• [Available data]:

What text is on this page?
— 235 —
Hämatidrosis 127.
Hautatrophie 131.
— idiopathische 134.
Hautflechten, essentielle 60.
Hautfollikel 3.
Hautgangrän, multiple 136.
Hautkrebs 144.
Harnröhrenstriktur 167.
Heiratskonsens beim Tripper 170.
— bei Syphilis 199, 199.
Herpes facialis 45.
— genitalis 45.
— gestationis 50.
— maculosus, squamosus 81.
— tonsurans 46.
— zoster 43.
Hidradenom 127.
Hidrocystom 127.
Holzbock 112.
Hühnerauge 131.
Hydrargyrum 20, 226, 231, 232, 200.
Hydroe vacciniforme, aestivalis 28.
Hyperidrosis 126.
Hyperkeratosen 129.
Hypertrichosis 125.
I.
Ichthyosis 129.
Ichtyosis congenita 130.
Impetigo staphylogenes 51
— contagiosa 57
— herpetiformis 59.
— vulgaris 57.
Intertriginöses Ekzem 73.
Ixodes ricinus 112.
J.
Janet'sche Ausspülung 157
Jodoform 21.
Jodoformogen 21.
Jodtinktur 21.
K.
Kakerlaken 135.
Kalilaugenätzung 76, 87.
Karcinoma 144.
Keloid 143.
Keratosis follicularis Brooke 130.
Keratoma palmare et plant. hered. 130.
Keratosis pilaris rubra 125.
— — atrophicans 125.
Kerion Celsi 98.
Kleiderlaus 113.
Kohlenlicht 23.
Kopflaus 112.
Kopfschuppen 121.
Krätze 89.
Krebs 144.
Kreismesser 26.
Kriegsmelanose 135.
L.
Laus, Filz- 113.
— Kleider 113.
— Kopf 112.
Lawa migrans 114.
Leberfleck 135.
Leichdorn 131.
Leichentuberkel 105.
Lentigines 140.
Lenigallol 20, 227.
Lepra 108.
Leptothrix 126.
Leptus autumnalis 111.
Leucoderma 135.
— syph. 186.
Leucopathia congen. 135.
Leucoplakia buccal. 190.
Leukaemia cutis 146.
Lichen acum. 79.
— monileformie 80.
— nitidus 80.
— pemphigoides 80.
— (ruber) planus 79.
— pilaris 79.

• [What to produce]:
An exact copy of the data is needed.

• [Your response]:
What text is on this page?
— 235 —
Hämatidrosis 127.
Hautatrophie 131.
— idiopathische 134.
Hautflechten, essentielle 60.
Hautfollikel 3.
Hautgangrän, multiple 136.
Hautkrebs 144.
Harnröhrenstriktur 167.
Heiratskonsens beim Tripper 170.
— bei Syphilis 199, 199.
Herpes facialis 45.
— genitalis 45.
— gestationis 50.
— maculosus, squamosus 81.
— tonsurans 46.
— zoster 43.
Hidradenom 127.
Hidrocystom 127.
Holzbock 112.
Hühnerauge 131.
Hydrargyrum 20, 226, 231, 232, 200.
Hydroe vacciniforme, aestivalis 28.
Hyperidrosis 126.
Hyperkeratosen 129.
Hypertrichosis 125.
I.
Ichthyosis 129.
Ichtyosis congenita 130.
Impetigo staphylogenes 51
— contagiosa 57
— herpetiformis 59.
— vulgaris 57.
Intertriginöses Ekzem 73.
Ixodes ricinus 112.
J.
Janet'sche Ausspülung 157
Jodoform 21.
Jodoformogen 21.
Jodtinktur 21.
K.
Kakerlaken 135.
Kalilaugenätzung 76, 87.
Karcinoma 144.
Keloid 143.
Keratosis follicularis Brooke 130.
Keratoma palmare et plant. hered. 130.
Keratosis pilaris rubra 125.
— — atrophicans 125.
Kerion Celsi 98.
Kleiderlaus 113.
Kohlenlicht 23.
Kopflaus 112.
Kopfschuppen 121.
Krätze 89.
Krebs 144.
Kreismesser 26.
Kriegsmelanose 135.
L.
Laus, Filz- 113.
— Kleider 113.
— Kopf 112.
Lawa migrans 114.
Leberfleck 135.
Leichdorn 131.
Leichentuberkel 105.
Lentigines 140.
Lenigallol 20, 227.
Lepra 108.
Leptothrix 126.
Leptus autumnalis 111.
Leucoderma 135.
— syph. 186.
Leucopathia congen. 135.
Leucoplakia buccal. 190.
Leukaemia cutis 146.
Lichen acum. 79.
— monileformie 80.
— nitidus 80.
— pemphigoides 80.
— (ruber) planus 79.
— pilaris 79.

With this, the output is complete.